# GIVEN TASK:
Scan the listing below and copy every line holding "Salı".

Dataset items
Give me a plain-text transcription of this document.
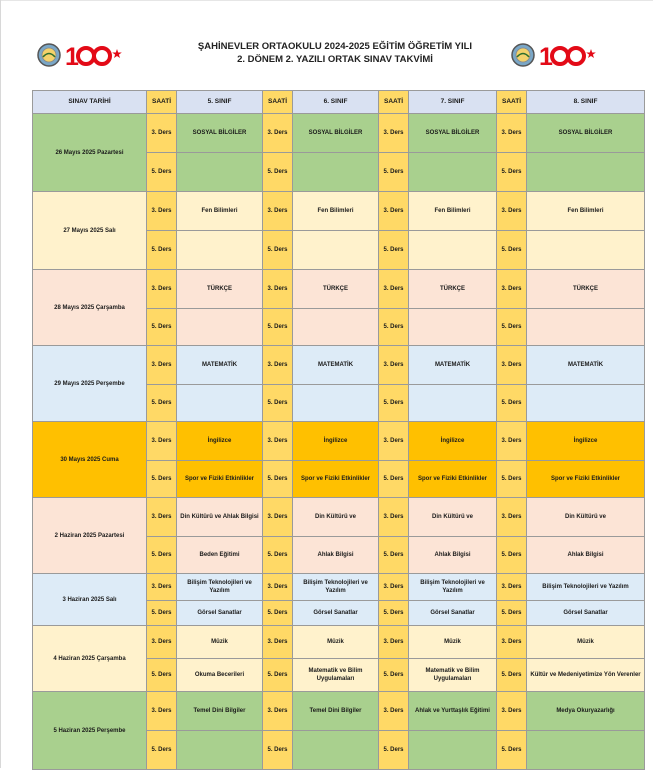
1	ŞAHİNEVLER ORTAOKULU 2024-2025 EĞİTİM ÖĞRETİM YILI
2. DÖNEM 2. YAZILI ORTAK SINAV TAKVİMİ	1
SINAV TARİHİ	SAATİ	5. SINIF	SAATİ	6. SINIF	SAATİ	7. SINIF	SAATİ	8. SINIF
26 Mayıs 2025 Pazartesi	3. Ders	SOSYAL BİLGİLER	3. Ders	SOSYAL BİLGİLER	3. Ders	SOSYAL BİLGİLER	3. Ders	SOSYAL BİLGİLER
	5. Ders		5. Ders		5. Ders		5. Ders	
27 Mayıs 2025 Salı	3. Ders	Fen Bilimleri	3. Ders	Fen Bilimleri	3. Ders	Fen Bilimleri	3. Ders	Fen Bilimleri
	5. Ders		5. Ders		5. Ders		5. Ders	
28 Mayıs 2025 Çarşamba	3. Ders	TÜRKÇE	3. Ders	TÜRKÇE	3. Ders	TÜRKÇE	3. Ders	TÜRKÇE
	5. Ders		5. Ders		5. Ders		5. Ders	
29 Mayıs 2025 Perşembe	3. Ders	MATEMATİK	3. Ders	MATEMATİK	3. Ders	MATEMATİK	3. Ders	MATEMATİK
	5. Ders		5. Ders		5. Ders		5. Ders	
30 Mayıs 2025 Cuma	3. Ders	İngilizce	3. Ders	İngilizce	3. Ders	İngilizce	3. Ders	İngilizce
	5. Ders	Spor ve Fiziki Etkinlikler	5. Ders	Spor ve Fiziki Etkinlikler	5. Ders	Spor ve Fiziki Etkinlikler	5. Ders	Spor ve Fiziki Etkinlikler
2 Haziran 2025 Pazartesi	3. Ders	Din Kültürü ve Ahlak Bilgisi	3. Ders	Din Kültürü ve	3. Ders	Din Kültürü ve	3. Ders	Din Kültürü ve
	5. Ders	Beden Eğitimi	5. Ders	Ahlak Bilgisi	5. Ders	Ahlak Bilgisi	5. Ders	Ahlak Bilgisi
3 Haziran 2025 Salı	3. Ders	Bilişim Teknolojileri ve Yazılım	3. Ders	Bilişim Teknolojileri ve Yazılım	3. Ders	Bilişim Teknolojileri ve Yazılım	3. Ders	Bilişim Teknolojileri ve Yazılım
	5. Ders	Görsel Sanatlar	5. Ders	Görsel Sanatlar	5. Ders	Görsel Sanatlar	5. Ders	Görsel Sanatlar
4 Haziran 2025 Çarşamba	3. Ders	Müzik	3. Ders	Müzik	3. Ders	Müzik	3. Ders	Müzik
	5. Ders	Okuma Becerileri	5. Ders	Matematik ve Bilim Uygulamaları	5. Ders	Matematik ve Bilim Uygulamaları	5. Ders	Kültür ve Medeniyetimize Yön Verenler
5 Haziran 2025 Perşembe	3. Ders	Temel Dini Bilgiler	3. Ders	Temel Dini Bilgiler	3. Ders	Ahlak ve Yurttaşlık Eğitimi	3. Ders	Medya Okuryazarlığı
	5. Ders		5. Ders		5. Ders		5. Ders	
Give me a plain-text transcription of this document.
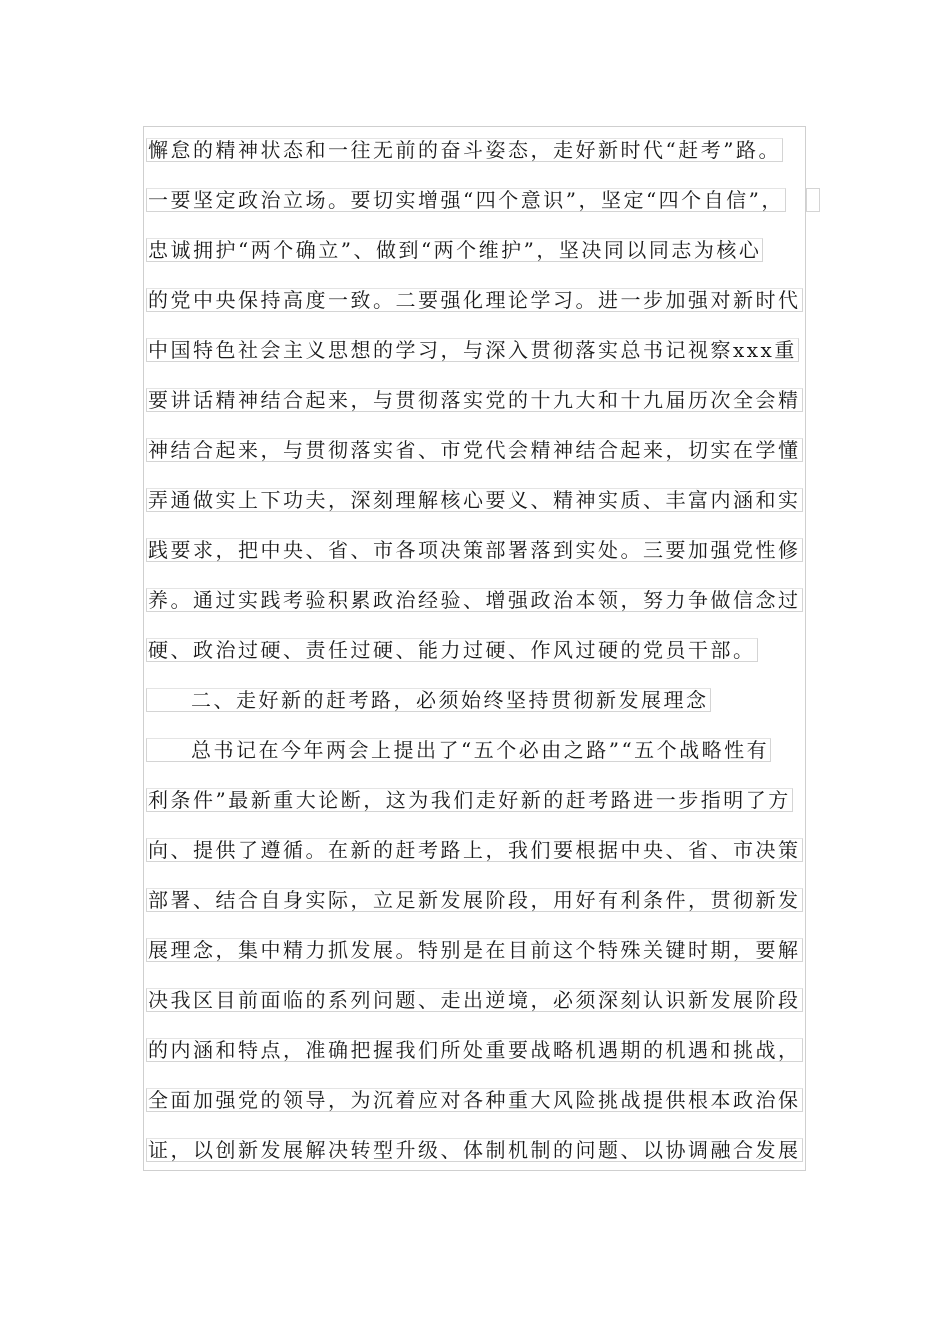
懈怠的精神状态和一往无前的奋斗姿态，走好新时代“赶考”路。
一要坚定政治立场。要切实增强“四个意识”，坚定“四个自信”，
忠诚拥护“两个确立”、做到“两个维护”，坚决同以同志为核心
的党中央保持高度一致。二要强化理论学习。进一步加强对新时代
中国特色社会主义思想的学习，与深入贯彻落实总书记视察xxx重
要讲话精神结合起来，与贯彻落实党的十九大和十九届历次全会精
神结合起来，与贯彻落实省、市党代会精神结合起来，切实在学懂
弄通做实上下功夫，深刻理解核心要义、精神实质、丰富内涵和实
践要求，把中央、省、市各项决策部署落到实处。三要加强党性修
养。通过实践考验积累政治经验、增强政治本领，努力争做信念过
硬、政治过硬、责任过硬、能力过硬、作风过硬的党员干部。
二、走好新的赶考路，必须始终坚持贯彻新发展理念
总书记在今年两会上提出了“五个必由之路”“五个战略性有
利条件”最新重大论断，这为我们走好新的赶考路进一步指明了方
向、提供了遵循。在新的赶考路上，我们要根据中央、省、市决策
部署、结合自身实际，立足新发展阶段，用好有利条件，贯彻新发
展理念，集中精力抓发展。特别是在目前这个特殊关键时期，要解
决我区目前面临的系列问题、走出逆境，必须深刻认识新发展阶段
的内涵和特点，准确把握我们所处重要战略机遇期的机遇和挑战，
全面加强党的领导，为沉着应对各种重大风险挑战提供根本政治保
证，以创新发展解决转型升级、体制机制的问题、以协调融合发展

# ANSWER TO THE EXERCISE:
27 Mayıs 2025 Salı	3. Ders	Fen Bilimleri	3. Ders	Fen Bilimleri	3. Ders	Fen Bilimleri	3. Ders	Fen Bilimleri
3 Haziran 2025 Salı	3. Ders	Bilişim Teknolojileri ve Yazılım	3. Ders	Bilişim Teknolojileri ve Yazılım	3. Ders	Bilişim Teknolojileri ve Yazılım	3. Ders	Bilişim Teknolojileri ve Yazılım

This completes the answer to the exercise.